_TO DO_: Among the entries that follow, tally the lines with the string "name". Give no more than the number.

(Figure contents as structured data)
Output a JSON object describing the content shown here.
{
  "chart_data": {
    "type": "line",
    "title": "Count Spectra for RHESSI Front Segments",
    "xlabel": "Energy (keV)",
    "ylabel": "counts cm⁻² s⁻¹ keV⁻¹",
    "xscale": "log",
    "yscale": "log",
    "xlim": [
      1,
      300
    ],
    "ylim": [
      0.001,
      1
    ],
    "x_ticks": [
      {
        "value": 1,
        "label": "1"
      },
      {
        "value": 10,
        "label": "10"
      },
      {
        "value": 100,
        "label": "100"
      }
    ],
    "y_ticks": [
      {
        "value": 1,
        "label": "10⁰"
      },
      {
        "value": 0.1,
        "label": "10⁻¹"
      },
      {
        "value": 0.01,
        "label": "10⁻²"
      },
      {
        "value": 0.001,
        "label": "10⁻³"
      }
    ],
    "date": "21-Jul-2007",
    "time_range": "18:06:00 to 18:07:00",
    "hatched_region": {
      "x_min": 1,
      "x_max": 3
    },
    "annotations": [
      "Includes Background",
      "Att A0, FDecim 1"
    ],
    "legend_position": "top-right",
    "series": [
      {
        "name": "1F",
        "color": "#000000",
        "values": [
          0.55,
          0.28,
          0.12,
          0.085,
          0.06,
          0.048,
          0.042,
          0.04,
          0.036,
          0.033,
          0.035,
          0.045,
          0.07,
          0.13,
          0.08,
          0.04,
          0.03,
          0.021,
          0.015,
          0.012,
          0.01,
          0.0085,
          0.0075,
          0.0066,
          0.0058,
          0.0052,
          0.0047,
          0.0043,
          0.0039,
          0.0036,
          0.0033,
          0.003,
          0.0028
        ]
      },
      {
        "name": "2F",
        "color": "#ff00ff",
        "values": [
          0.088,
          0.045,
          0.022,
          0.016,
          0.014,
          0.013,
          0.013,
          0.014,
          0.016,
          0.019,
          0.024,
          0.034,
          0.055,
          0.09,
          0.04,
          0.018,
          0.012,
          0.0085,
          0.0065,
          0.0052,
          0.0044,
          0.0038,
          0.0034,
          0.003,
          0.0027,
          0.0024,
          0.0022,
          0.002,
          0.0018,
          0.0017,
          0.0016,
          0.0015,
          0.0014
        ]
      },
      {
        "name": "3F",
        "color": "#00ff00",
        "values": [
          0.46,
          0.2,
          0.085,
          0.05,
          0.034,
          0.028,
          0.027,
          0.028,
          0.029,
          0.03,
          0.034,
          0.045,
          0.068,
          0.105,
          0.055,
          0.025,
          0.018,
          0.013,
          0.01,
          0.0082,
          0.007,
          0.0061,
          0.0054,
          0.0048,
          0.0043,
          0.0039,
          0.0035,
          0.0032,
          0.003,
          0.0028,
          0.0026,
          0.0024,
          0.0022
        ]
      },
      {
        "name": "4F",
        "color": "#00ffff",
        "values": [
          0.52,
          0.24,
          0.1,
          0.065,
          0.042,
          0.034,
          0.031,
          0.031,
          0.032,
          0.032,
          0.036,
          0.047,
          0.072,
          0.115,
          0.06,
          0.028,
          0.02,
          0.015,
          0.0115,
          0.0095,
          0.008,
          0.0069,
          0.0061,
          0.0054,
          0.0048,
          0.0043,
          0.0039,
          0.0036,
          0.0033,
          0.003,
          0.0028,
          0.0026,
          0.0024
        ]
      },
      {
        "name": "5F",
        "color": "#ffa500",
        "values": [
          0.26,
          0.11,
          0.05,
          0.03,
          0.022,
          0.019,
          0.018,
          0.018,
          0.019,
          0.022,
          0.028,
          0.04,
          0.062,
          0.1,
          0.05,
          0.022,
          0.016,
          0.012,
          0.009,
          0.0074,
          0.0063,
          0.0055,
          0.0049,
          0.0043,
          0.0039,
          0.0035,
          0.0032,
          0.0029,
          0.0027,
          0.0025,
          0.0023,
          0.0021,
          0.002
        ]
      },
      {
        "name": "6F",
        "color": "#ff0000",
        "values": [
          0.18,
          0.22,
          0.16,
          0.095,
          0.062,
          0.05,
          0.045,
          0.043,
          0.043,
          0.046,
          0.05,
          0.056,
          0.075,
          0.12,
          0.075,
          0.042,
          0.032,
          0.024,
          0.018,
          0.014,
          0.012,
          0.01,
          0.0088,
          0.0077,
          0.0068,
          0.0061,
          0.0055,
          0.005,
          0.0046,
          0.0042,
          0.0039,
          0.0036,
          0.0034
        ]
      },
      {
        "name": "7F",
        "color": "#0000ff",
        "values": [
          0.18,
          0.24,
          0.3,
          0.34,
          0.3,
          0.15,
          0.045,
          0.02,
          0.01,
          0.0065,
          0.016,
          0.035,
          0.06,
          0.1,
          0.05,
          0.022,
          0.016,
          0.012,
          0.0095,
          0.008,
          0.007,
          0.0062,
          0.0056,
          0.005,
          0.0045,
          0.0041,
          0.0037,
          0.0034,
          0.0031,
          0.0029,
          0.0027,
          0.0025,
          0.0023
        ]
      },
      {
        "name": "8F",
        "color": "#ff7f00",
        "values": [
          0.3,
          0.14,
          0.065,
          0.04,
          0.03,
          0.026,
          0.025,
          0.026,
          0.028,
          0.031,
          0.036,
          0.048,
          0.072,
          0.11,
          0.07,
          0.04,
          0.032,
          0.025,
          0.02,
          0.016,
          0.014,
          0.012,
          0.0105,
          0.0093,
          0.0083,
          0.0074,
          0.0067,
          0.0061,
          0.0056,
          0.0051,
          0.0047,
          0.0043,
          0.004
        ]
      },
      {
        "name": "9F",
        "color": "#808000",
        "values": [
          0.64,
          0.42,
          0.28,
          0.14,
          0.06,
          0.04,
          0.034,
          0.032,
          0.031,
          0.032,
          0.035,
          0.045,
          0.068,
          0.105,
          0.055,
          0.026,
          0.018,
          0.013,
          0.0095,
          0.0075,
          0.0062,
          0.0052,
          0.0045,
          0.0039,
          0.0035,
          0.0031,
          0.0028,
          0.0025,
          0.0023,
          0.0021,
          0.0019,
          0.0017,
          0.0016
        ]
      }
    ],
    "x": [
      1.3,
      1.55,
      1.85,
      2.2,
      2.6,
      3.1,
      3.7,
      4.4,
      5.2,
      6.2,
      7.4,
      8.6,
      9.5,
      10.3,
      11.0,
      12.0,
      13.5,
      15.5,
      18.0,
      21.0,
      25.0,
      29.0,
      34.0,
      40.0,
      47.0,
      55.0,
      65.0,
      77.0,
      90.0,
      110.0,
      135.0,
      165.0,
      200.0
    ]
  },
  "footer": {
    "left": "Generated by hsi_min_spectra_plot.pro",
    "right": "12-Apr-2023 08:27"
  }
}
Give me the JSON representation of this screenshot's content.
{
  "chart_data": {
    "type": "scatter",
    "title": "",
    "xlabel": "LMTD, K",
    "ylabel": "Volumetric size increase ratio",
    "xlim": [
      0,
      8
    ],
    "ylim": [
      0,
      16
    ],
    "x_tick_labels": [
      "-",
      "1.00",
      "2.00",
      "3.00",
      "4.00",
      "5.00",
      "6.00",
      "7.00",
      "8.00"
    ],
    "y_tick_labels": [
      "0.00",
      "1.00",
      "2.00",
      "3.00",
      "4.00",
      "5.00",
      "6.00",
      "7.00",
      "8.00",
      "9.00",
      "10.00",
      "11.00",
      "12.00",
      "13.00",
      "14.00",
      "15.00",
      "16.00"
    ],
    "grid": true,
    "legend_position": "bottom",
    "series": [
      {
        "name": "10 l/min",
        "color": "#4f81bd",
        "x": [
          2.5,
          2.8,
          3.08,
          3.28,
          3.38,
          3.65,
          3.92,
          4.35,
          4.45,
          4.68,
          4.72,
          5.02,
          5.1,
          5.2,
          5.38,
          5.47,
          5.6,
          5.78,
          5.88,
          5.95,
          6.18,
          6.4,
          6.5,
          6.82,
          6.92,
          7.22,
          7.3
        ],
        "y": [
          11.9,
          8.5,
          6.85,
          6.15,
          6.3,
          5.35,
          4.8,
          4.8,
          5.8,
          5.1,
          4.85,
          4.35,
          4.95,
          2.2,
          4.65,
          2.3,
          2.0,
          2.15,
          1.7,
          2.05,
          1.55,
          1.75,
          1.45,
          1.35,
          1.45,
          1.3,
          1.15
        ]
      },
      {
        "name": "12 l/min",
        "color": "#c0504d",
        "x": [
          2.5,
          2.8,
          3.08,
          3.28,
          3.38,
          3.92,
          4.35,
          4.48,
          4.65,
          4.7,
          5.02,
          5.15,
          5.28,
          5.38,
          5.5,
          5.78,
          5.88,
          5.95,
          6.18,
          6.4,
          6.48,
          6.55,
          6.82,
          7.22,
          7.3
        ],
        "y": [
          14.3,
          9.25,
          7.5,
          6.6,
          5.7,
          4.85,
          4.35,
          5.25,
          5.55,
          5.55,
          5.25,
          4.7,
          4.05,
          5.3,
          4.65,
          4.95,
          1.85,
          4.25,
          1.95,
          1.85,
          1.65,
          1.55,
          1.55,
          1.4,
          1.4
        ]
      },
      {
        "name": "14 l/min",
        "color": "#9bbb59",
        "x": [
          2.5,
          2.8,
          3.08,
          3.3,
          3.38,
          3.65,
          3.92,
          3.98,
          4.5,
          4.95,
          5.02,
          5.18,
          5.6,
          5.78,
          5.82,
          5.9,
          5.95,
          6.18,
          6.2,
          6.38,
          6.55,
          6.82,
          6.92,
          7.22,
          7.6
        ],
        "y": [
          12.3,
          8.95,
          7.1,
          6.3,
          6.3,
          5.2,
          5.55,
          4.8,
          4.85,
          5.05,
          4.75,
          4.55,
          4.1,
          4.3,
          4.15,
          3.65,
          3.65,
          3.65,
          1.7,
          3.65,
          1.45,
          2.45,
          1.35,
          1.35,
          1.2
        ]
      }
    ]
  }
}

_THE COMPLETED TASK_: 12